(Records that describe figures)
** Begin **

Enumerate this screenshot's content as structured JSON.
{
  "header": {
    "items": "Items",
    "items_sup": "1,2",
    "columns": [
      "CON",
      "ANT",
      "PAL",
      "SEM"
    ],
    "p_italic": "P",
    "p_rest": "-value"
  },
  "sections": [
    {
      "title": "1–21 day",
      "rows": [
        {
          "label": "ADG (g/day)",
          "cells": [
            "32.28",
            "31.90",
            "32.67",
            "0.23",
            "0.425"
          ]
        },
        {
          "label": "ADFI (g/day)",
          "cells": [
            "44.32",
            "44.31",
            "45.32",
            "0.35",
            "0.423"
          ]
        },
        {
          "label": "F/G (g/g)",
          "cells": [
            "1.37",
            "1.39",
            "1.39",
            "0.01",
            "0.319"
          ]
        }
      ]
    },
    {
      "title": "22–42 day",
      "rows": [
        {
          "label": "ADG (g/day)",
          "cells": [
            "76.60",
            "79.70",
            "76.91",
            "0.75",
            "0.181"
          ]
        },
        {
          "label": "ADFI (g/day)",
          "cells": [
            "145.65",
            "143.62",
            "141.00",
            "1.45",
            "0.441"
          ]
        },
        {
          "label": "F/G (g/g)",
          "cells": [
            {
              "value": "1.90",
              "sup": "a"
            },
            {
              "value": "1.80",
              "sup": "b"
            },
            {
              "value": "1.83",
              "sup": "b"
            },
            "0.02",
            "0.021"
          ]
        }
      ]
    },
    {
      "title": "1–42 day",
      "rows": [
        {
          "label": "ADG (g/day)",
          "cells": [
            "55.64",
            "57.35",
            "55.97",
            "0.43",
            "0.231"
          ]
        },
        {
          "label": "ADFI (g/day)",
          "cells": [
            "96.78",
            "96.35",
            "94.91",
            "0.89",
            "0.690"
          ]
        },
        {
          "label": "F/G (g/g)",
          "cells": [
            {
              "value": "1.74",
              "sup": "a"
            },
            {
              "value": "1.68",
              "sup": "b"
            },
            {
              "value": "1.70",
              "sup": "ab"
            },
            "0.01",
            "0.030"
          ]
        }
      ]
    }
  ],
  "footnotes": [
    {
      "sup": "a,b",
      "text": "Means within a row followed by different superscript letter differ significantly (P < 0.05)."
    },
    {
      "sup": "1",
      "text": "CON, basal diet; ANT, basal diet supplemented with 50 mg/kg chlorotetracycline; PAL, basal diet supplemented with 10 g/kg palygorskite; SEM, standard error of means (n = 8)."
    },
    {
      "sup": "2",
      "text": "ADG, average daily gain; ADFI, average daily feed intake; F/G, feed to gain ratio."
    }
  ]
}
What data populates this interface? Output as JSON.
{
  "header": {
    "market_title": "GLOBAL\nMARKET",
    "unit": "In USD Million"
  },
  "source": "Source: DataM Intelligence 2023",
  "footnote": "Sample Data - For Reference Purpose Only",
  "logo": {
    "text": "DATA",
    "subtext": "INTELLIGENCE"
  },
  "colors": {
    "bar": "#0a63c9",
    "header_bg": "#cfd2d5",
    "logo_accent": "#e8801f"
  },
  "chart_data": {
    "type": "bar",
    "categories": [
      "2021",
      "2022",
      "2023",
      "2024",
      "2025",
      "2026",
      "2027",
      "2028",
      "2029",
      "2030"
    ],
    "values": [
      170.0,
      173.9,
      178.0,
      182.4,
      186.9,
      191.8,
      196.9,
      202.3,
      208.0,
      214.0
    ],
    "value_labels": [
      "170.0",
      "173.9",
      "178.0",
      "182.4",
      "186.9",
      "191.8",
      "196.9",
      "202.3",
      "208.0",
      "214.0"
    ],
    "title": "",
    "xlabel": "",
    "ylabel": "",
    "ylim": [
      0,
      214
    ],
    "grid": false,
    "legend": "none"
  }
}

** End **

SET PROBLEM -
Set down the listing in full, keeping every word exactly as it is.

WRITTEN ANSWER -
Enumerate this screenshot's content as structured JSON.
{
  "header": {
    "items": "Items",
    "items_sup": "1,2",
    "columns": [
      "CON",
      "ANT",
      "PAL",
      "SEM"
    ],
    "p_italic": "P",
    "p_rest": "-value"
  },
  "sections": [
    {
      "title": "1–21 day",
      "rows": [
        {
          "label": "ADG (g/day)",
          "cells": [
            "32.28",
            "31.90",
            "32.67",
            "0.23",
            "0.425"
          ]
        },
        {
          "label": "ADFI (g/day)",
          "cells": [
            "44.32",
            "44.31",
            "45.32",
            "0.35",
            "0.423"
          ]
        },
        {
          "label": "F/G (g/g)",
          "cells": [
            "1.37",
            "1.39",
            "1.39",
            "0.01",
            "0.319"
          ]
        }
      ]
    },
    {
      "title": "22–42 day",
      "rows": [
        {
          "label": "ADG (g/day)",
          "cells": [
            "76.60",
            "79.70",
            "76.91",
            "0.75",
            "0.181"
          ]
        },
        {
          "label": "ADFI (g/day)",
          "cells": [
            "145.65",
            "143.62",
            "141.00",
            "1.45",
            "0.441"
          ]
        },
        {
          "label": "F/G (g/g)",
          "cells": [
            {
              "value": "1.90",
              "sup": "a"
            },
            {
              "value": "1.80",
              "sup": "b"
            },
            {
              "value": "1.83",
              "sup": "b"
            },
            "0.02",
            "0.021"
          ]
        }
      ]
    },
    {
      "title": "1–42 day",
      "rows": [
        {
          "label": "ADG (g/day)",
          "cells": [
            "55.64",
            "57.35",
            "55.97",
            "0.43",
            "0.231"
          ]
        },
        {
          "label": "ADFI (g/day)",
          "cells": [
            "96.78",
            "96.35",
            "94.91",
            "0.89",
            "0.690"
          ]
        },
        {
          "label": "F/G (g/g)",
          "cells": [
            {
              "value": "1.74",
              "sup": "a"
            },
            {
              "value": "1.68",
              "sup": "b"
            },
            {
              "value": "1.70",
              "sup": "ab"
            },
            "0.01",
            "0.030"
          ]
        }
      ]
    }
  ],
  "footnotes": [
    {
      "sup": "a,b",
      "text": "Means within a row followed by different superscript letter differ significantly (P < 0.05)."
    },
    {
      "sup": "1",
      "text": "CON, basal diet; ANT, basal diet supplemented with 50 mg/kg chlorotetracycline; PAL, basal diet supplemented with 10 g/kg palygorskite; SEM, standard error of means (n = 8)."
    },
    {
      "sup": "2",
      "text": "ADG, average daily gain; ADFI, average daily feed intake; F/G, feed to gain ratio."
    }
  ]
}
What data populates this interface? Output as JSON.
{
  "header": {
    "market_title": "GLOBAL\nMARKET",
    "unit": "In USD Million"
  },
  "source": "Source: DataM Intelligence 2023",
  "footnote": "Sample Data - For Reference Purpose Only",
  "logo": {
    "text": "DATA",
    "subtext": "INTELLIGENCE"
  },
  "colors": {
    "bar": "#0a63c9",
    "header_bg": "#cfd2d5",
    "logo_accent": "#e8801f"
  },
  "chart_data": {
    "type": "bar",
    "categories": [
      "2021",
      "2022",
      "2023",
      "2024",
      "2025",
      "2026",
      "2027",
      "2028",
      "2029",
      "2030"
    ],
    "values": [
      170.0,
      173.9,
      178.0,
      182.4,
      186.9,
      191.8,
      196.9,
      202.3,
      208.0,
      214.0
    ],
    "value_labels": [
      "170.0",
      "173.9",
      "178.0",
      "182.4",
      "186.9",
      "191.8",
      "196.9",
      "202.3",
      "208.0",
      "214.0"
    ],
    "title": "",
    "xlabel": "",
    "ylabel": "",
    "ylim": [
      0,
      214
    ],
    "grid": false,
    "legend": "none"
  }
}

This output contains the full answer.